[START DATA EXCERPTS]

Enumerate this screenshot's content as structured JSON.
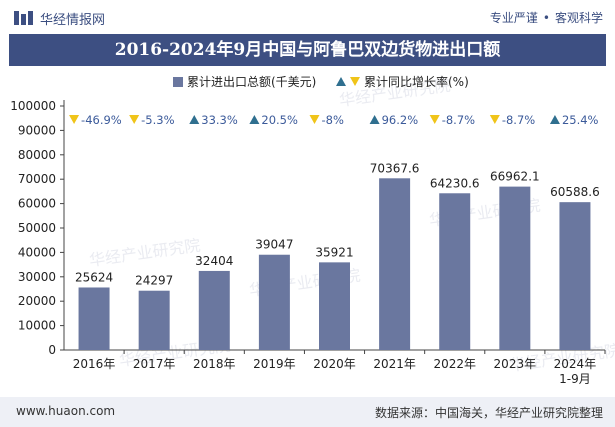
{
  "header": {
    "brand": "华经情报网",
    "tag_left": "专业严谨",
    "tag_dot": "•",
    "tag_right": "客观科学"
  },
  "title": "2016-2024年9月中国与阿鲁巴双边货物进出口额",
  "footer": {
    "url": "www.huaon.com",
    "source": "数据来源：中国海关，华经产业研究院整理"
  },
  "watermark": "华经产业研究院",
  "colors": {
    "bar": "#6a779f",
    "title_bg": "#3d4f82",
    "triangle_up": "#2f6f8f",
    "triangle_down": "#f0c419",
    "rate_text": "#3b5a9a"
  },
  "chart_data": {
    "type": "bar",
    "categories": [
      "2016年",
      "2017年",
      "2018年",
      "2019年",
      "2020年",
      "2021年",
      "2022年",
      "2023年",
      "2024年\n1-9月"
    ],
    "series": [
      {
        "name": "累计进出口总额(千美元)",
        "values": [
          25624,
          24297,
          32404,
          39047,
          35921,
          70367.6,
          64230.6,
          66962.1,
          60588.6
        ],
        "labels": [
          "25624",
          "24297",
          "32404",
          "39047",
          "35921",
          "70367.6",
          "64230.6",
          "66962.1",
          "60588.6"
        ]
      },
      {
        "name": "累计同比增长率(%)",
        "values": [
          -46.9,
          -5.3,
          33.3,
          20.5,
          -8,
          96.2,
          -8.7,
          -8.7,
          25.4
        ],
        "labels": [
          "-46.9%",
          "-5.3%",
          "33.3%",
          "20.5%",
          "-8%",
          "96.2%",
          "-8.7%",
          "-8.7%",
          "25.4%"
        ]
      }
    ],
    "yticks": [
      "0",
      "10000",
      "20000",
      "30000",
      "40000",
      "50000",
      "60000",
      "70000",
      "80000",
      "90000",
      "100000"
    ],
    "ylim": [
      0,
      100000
    ],
    "legend_position": "top-center",
    "grid": false
  }
}
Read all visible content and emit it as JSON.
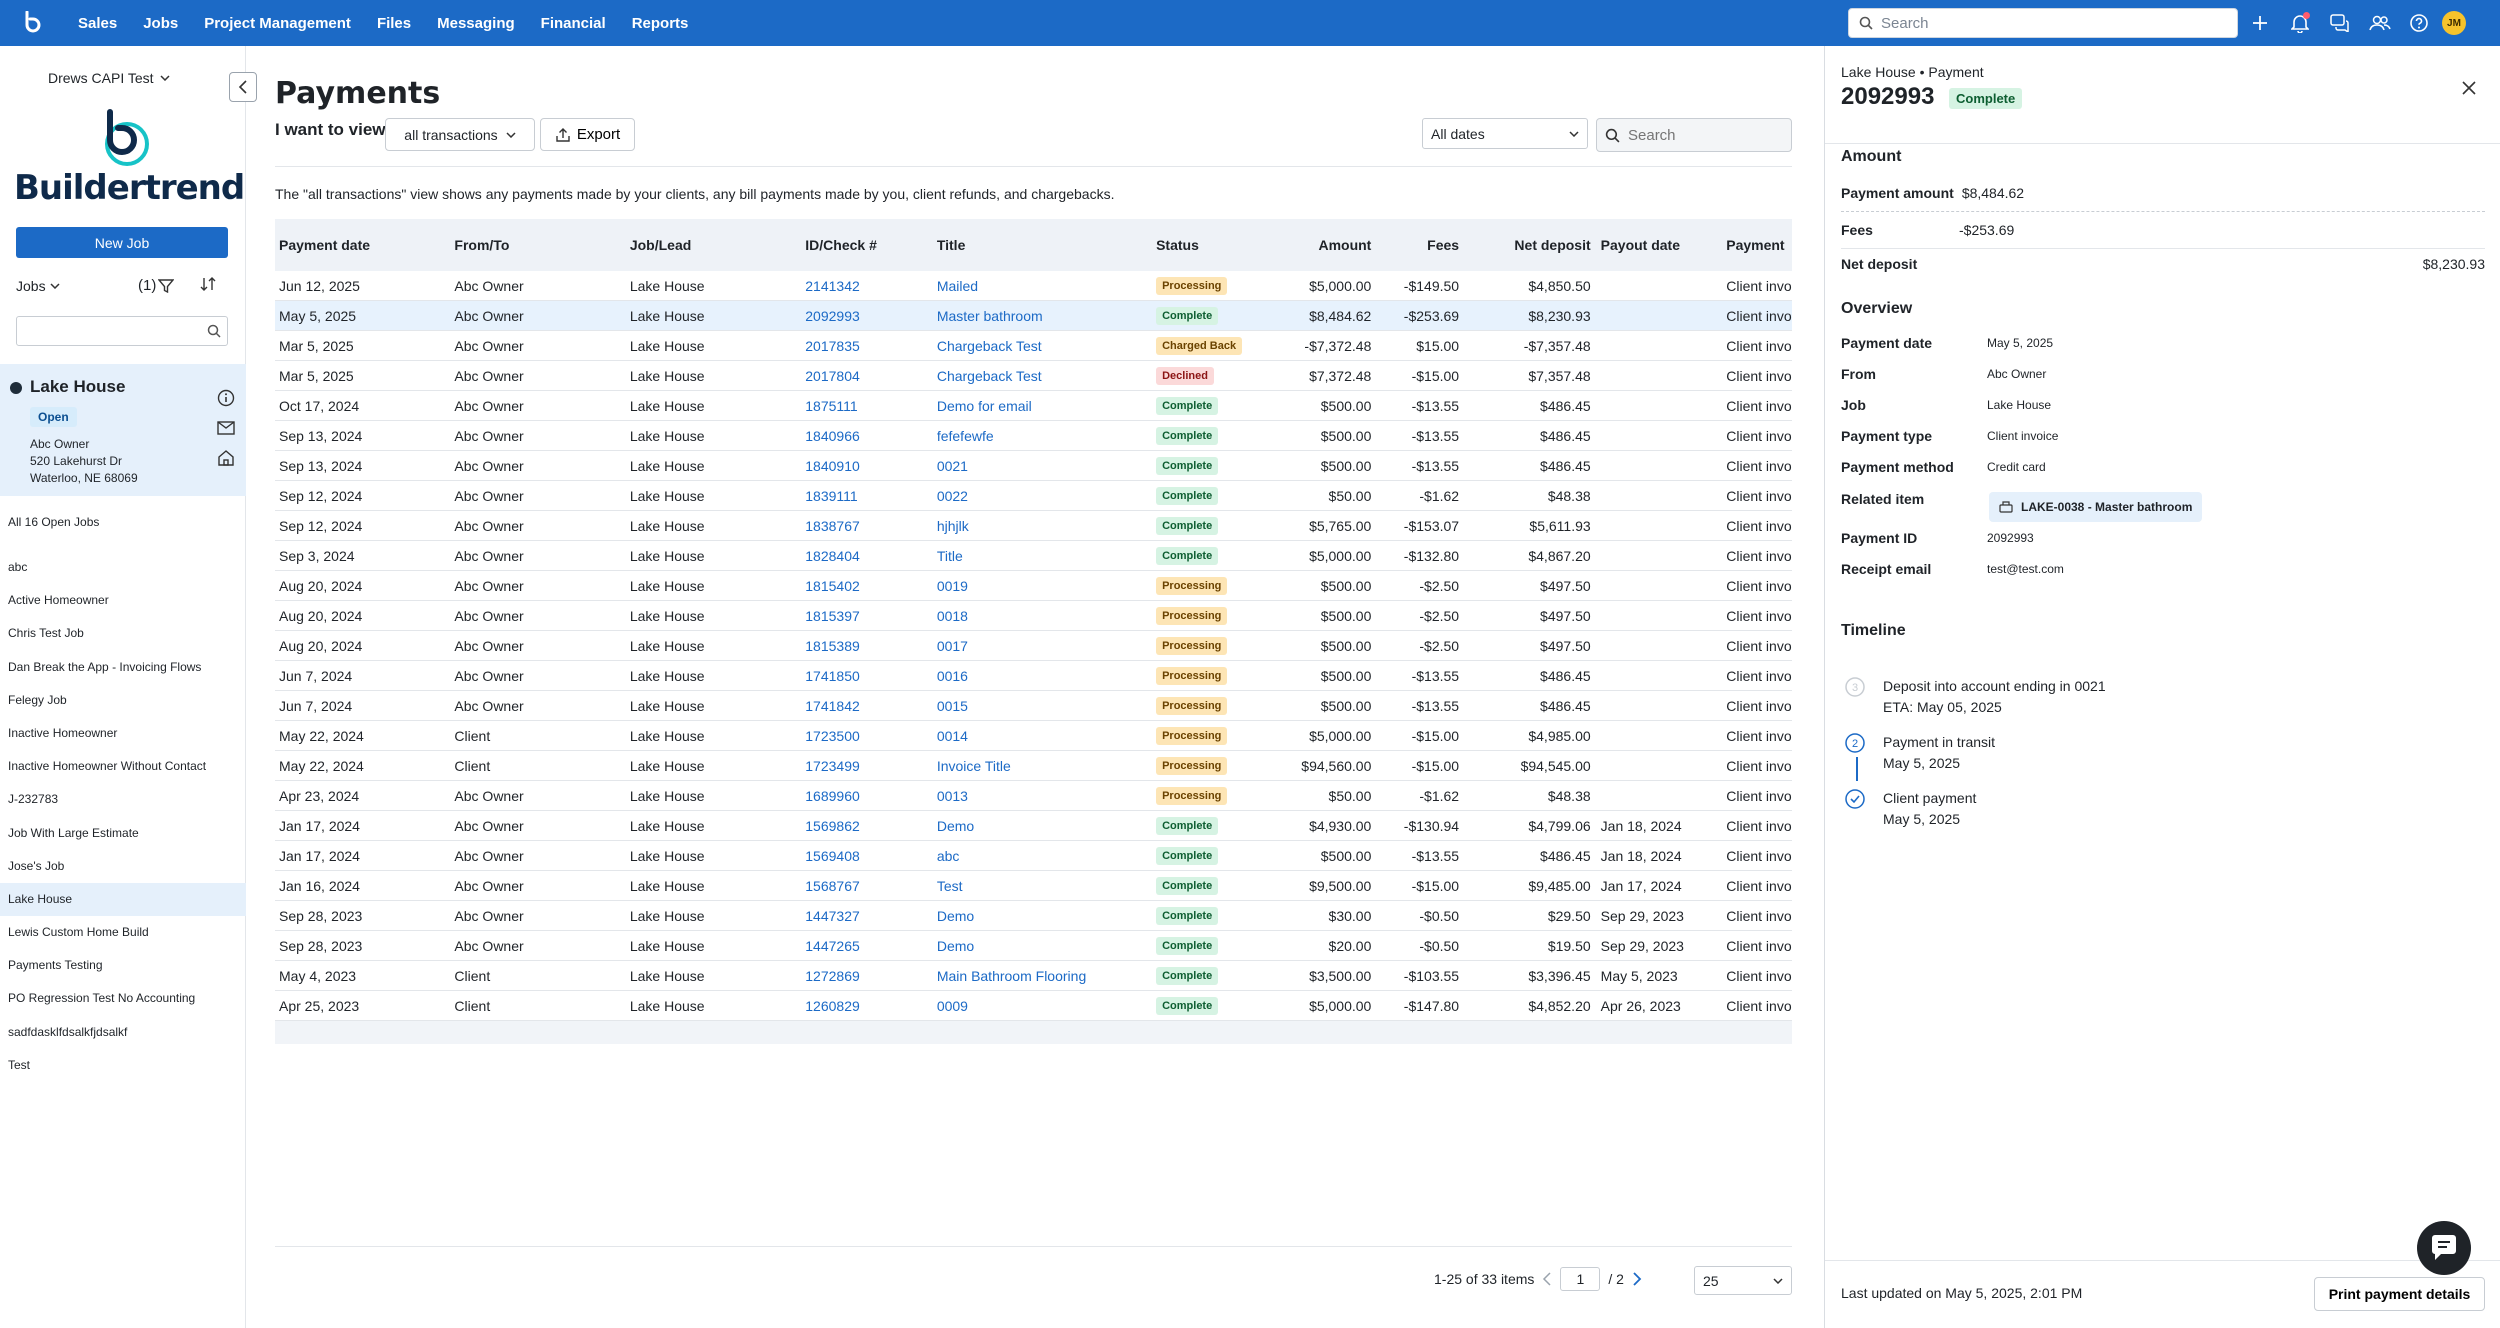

[END DATA EXCERPTS]

• PROBLEM DETAILS
From the records above, copy every line that holds the word "content".

• THE COMPLETED TASK
Enumerate this screenshot's content as structured JSON.
Read all visible content and emit it as JSON.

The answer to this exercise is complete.